[start of The data]

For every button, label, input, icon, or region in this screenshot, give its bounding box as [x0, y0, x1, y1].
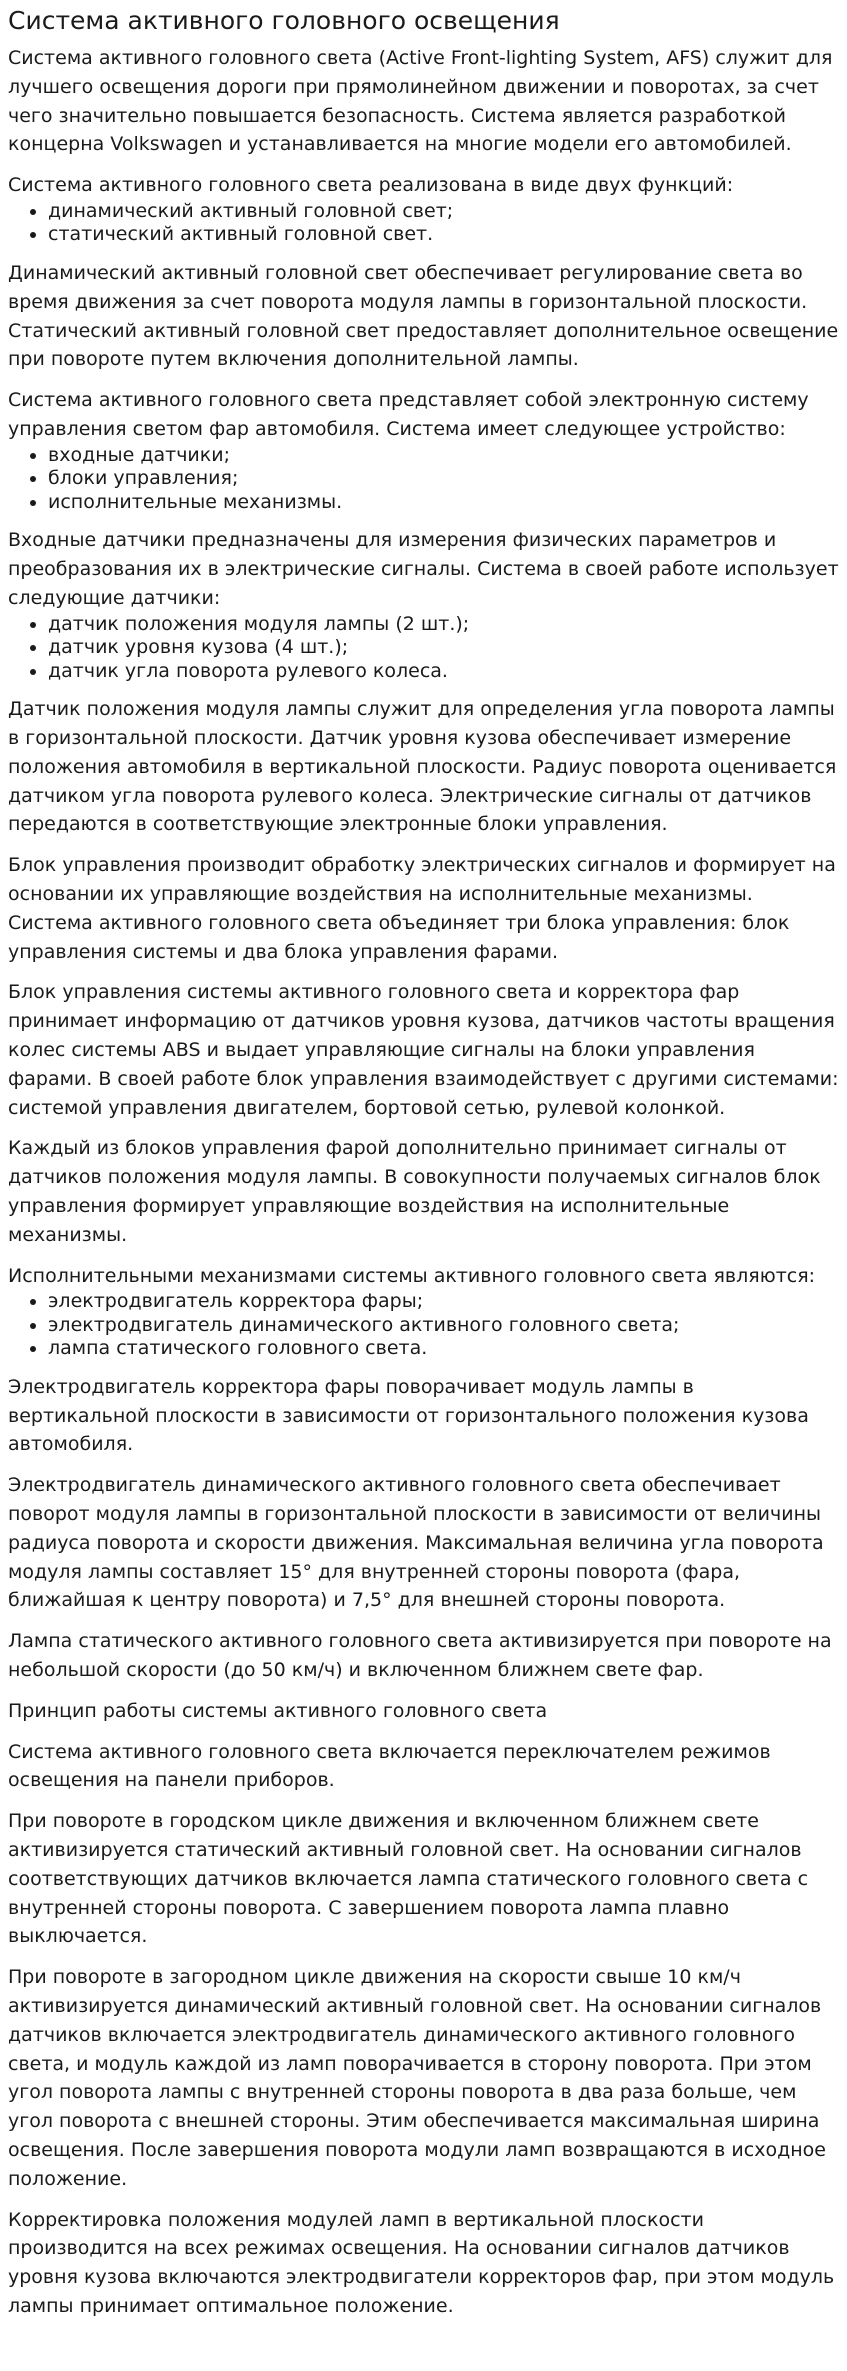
paragraph: Система активного головного света реализована в виде двух функций: [8, 174, 734, 197]
paragraph: Датчик положения модуля лампы служит для определения угла поворота лампы в горизонтальной плоскости. Датчик уровня кузова обеспечивает измерение положения автомобиля в вертикальной плоскости. Радиус поворота оценивается датчиком угла поворота рулевого колеса. Электрические сигналы от датчиков передаются в соответствующие электронные блоки управления. [8, 698, 837, 836]
list-item: • лампа статического головного света. [48, 1337, 839, 1361]
list-item: • входные датчики; [48, 444, 839, 468]
paragraph: Лампа статического активного головного света активизируется при повороте на небольшой скорости (до 50 км/ч) и включенном ближнем свете фар. [8, 1630, 832, 1681]
list-item: • датчик положения модуля лампы (2 шт.); [48, 613, 839, 637]
list-item: • статический активный головной свет. [48, 223, 839, 247]
paragraph: Корректировка положения модулей ламп в вертикальной плоскости производится на всех режимах освещения. На основании сигналов датчиков уровня кузова включаются электродвигатели корректоров фар, при этом модуль лампы принимает оптимальное положение. [8, 2208, 835, 2317]
paragraph: Исполнительными механизмами системы активного головного света являются: [8, 1264, 816, 1287]
paragraph: Входные датчики предназначены для измерения физических параметров и преобразования их в электрические сигналы. Система в своей работе использует следующие датчики: [8, 529, 839, 609]
paragraph: Система активного головного света представляет собой электронную систему управления светом фар автомобиля. Система имеет следующее устройство: [8, 389, 809, 440]
list-item: • исполнительные механизмы. [48, 491, 839, 515]
list-item: • датчик угла поворота рулевого колеса. [48, 660, 839, 684]
paragraph: Электродвигатель корректора фары поворачивает модуль лампы в вертикальной плоскости в зависимости от горизонтального положения кузова автомобиля. [8, 1375, 809, 1456]
article-body [8, 44, 839, 2321]
page-title: Система активного головного освещения [8, 6, 560, 35]
list-item: • электродвигатель корректора фары; [48, 1290, 839, 1314]
bullet-list [8, 613, 839, 684]
paragraph: Система активного головного света включается переключателем режимов освещения на панели приборов. [8, 1740, 771, 1792]
list-item: • блоки управления; [48, 467, 839, 491]
paragraph: Блок управления производит обработку электрических сигналов и формирует на основании их управляющие воздействия на исполнительные механизмы. Система активного головного света объединяет три блока управления: блок управления системы и два блока управления фарами. [8, 854, 836, 963]
list-item: • электродвигатель динамического активного головного света; [48, 1314, 839, 1338]
list-item: • датчик уровня кузова (4 шт.); [48, 636, 839, 660]
bullet-list [8, 200, 839, 247]
paragraph: При повороте в городском цикле движения и включенном ближнем свете активизируется статический активный головной свет. На основании сигналов соответствующих датчиков включается лампа статического головного света с внутренней стороны поворота. С завершением поворота лампа плавно выключается. [8, 1810, 809, 1948]
paragraph: Динамический активный головной свет обеспечивает регулирование света во время движения за счет поворота модуля лампы в горизонтальной плоскости. Статический активный головной свет предоставляет дополнительное освещение при повороте путем включения дополнительной лампы. [8, 261, 839, 371]
paragraph: Каждый из блоков управления фарой дополнительно принимает сигналы от датчиков положения модуля лампы. В совокупности получаемых сигналов блок управления формирует управляющие воздействия на исполнительные механизмы. [8, 1137, 821, 1246]
list-item: • динамический активный головной свет; [48, 200, 839, 224]
paragraph: Система активного головного света (Active Front-lighting System, AFS) служит для лучшего освещения дороги при прямолинейном движении и поворотах, за счет чего значительно повышается безопасность. Система является разработкой концерна Volkswagen и устанавливается на многие модели его автомобилей. [8, 47, 833, 156]
bullet-list [8, 444, 839, 515]
paragraph: Электродвигатель динамического активного головного света обеспечивает поворот модуля лампы в горизонтальной плоскости в зависимости от величины радиуса поворота и скорости движения. Максимальная величина угла поворота модуля лампы составляет 15° для внутренней стороны поворота (фара, ближайшая к центру поворота) и 7,5° для внешней стороны поворота. [8, 1474, 824, 1612]
bullet-list [8, 1290, 839, 1361]
paragraph: Блок управления системы активного головного света и корректора фар принимает информацию от датчиков уровня кузова, датчиков частоты вращения колес системы ABS и выдает управляющие сигналы на блоки управления фарами. В своей работе блок управления взаимодействует с другими системами: системой управления двигателем, бортовой сетью, рулевой колонкой. [8, 981, 839, 1119]
paragraph: Принцип работы системы активного головного света [8, 1699, 548, 1722]
paragraph: При повороте в загородном цикле движения на скорости свыше 10 км/ч активизируется динамический активный головной свет. На основании сигналов датчиков включается электродвигатель динамического активного головного света, и модуль каждой из ламп поворачивается в сторону поворота. При этом угол поворота лампы с внутренней стороны поворота в два раза больше, чем угол поворота с внешней стороны. Этим обеспечивается максимальная ширина освещения. После завершения поворота модули ламп возвращаются в исходное положение. [8, 1966, 826, 2190]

[end of The data]

*Objective:*
Transcribe the lines of the listing above from the line containing "paragraph: Система активного головного света реализована" through the line containing "paragraph: Исполнительными механизмами", both included.

*Response to this exercise:*
paragraph: Система активного головного света реализована в виде двух функций: [8, 174, 734, 197]
paragraph: Датчик положения модуля лампы служит для определения угла поворота лампы в горизонтальной плоскости. Датчик уровня кузова обеспечивает измерение положения автомобиля в вертикальной плоскости. Радиус поворота оценивается датчиком угла поворота рулевого колеса. Электрические сигналы от датчиков передаются в соответствующие электронные блоки управления. [8, 698, 837, 836]
list-item: • лампа статического головного света. [48, 1337, 839, 1361]
list-item: • входные датчики; [48, 444, 839, 468]
paragraph: Лампа статического активного головного света активизируется при повороте на небольшой скорости (до 50 км/ч) и включенном ближнем свете фар. [8, 1630, 832, 1681]
list-item: • датчик положения модуля лампы (2 шт.); [48, 613, 839, 637]
list-item: • статический активный головной свет. [48, 223, 839, 247]
paragraph: Корректировка положения модулей ламп в вертикальной плоскости производится на всех режимах освещения. На основании сигналов датчиков уровня кузова включаются электродвигатели корректоров фар, при этом модуль лампы принимает оптимальное положение. [8, 2208, 835, 2317]
paragraph: Исполнительными механизмами системы активного головного света являются: [8, 1264, 816, 1287]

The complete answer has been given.